DIRECTIVE
Extract the lines that hold the string "chorizo".

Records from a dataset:

________________

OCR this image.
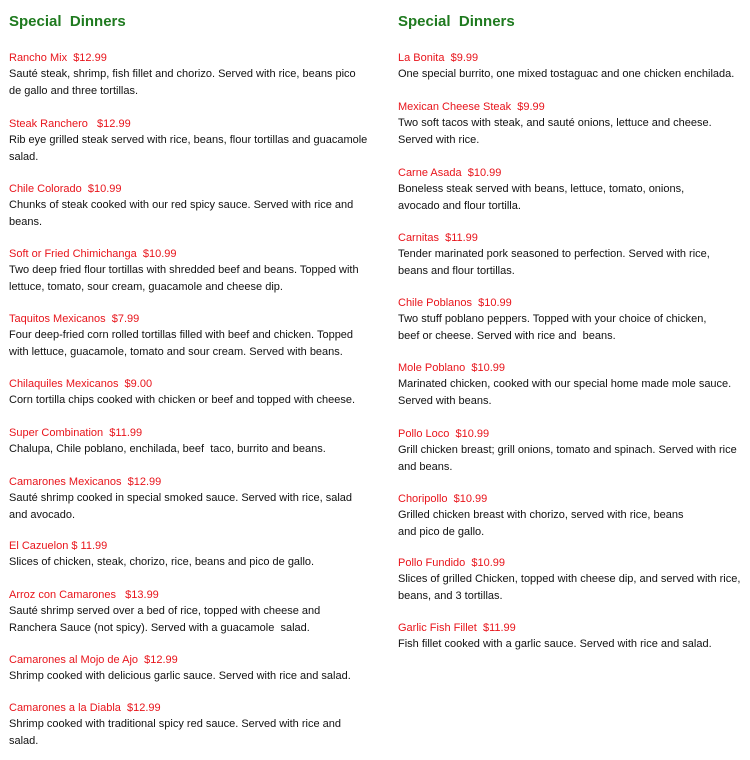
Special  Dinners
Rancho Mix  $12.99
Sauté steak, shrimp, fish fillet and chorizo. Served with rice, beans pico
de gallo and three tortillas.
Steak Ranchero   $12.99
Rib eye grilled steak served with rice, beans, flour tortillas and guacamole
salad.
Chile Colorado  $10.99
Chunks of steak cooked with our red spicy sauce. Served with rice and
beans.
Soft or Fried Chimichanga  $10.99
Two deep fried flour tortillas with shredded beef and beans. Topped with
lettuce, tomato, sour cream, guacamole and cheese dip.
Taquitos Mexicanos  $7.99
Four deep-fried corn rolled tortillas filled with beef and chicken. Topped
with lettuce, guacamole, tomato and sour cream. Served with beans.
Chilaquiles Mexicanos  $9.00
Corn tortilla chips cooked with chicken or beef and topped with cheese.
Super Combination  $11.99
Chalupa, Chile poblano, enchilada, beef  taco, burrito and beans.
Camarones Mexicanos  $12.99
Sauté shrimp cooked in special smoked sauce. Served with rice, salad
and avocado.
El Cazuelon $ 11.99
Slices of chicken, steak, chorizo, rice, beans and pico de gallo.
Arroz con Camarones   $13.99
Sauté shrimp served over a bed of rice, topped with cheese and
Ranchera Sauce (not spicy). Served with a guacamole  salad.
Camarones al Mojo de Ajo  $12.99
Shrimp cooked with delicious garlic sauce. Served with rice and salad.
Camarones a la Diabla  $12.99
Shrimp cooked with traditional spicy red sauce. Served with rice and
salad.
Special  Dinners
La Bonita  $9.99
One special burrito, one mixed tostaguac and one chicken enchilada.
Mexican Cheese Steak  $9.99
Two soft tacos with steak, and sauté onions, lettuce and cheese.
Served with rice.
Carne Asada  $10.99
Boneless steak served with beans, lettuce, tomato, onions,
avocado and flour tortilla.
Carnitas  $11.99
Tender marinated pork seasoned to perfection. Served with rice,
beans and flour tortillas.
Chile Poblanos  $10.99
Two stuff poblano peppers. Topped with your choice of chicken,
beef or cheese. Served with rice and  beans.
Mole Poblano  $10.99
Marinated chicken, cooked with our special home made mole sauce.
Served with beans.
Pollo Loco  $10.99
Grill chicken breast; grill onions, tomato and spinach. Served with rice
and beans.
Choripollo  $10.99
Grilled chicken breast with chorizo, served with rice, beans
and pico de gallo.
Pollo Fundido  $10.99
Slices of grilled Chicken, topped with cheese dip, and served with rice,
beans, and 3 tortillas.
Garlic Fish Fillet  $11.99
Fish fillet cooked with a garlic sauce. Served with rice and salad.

________________

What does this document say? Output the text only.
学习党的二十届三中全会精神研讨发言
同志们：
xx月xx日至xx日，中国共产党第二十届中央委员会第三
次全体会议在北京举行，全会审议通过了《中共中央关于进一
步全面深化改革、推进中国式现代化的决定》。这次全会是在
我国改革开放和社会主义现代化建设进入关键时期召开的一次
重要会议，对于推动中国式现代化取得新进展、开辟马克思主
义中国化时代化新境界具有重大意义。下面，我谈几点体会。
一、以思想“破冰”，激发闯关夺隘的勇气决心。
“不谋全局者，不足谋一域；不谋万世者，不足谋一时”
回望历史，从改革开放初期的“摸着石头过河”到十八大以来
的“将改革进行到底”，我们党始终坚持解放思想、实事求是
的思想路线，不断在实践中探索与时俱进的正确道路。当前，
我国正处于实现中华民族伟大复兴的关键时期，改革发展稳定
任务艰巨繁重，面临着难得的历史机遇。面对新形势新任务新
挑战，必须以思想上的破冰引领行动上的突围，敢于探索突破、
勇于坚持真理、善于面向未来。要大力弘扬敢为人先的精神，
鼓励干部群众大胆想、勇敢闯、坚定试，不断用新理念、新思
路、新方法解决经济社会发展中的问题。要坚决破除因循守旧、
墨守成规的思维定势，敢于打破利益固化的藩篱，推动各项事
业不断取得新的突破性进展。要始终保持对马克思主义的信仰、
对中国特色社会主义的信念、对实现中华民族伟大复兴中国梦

________________

TASK SOLUTION
Sauté steak, shrimp, fish fillet and chorizo. Served with rice, beans pico
Slices of chicken, steak, chorizo, rice, beans and pico de gallo.
Grilled chicken breast with chorizo, served with rice, beans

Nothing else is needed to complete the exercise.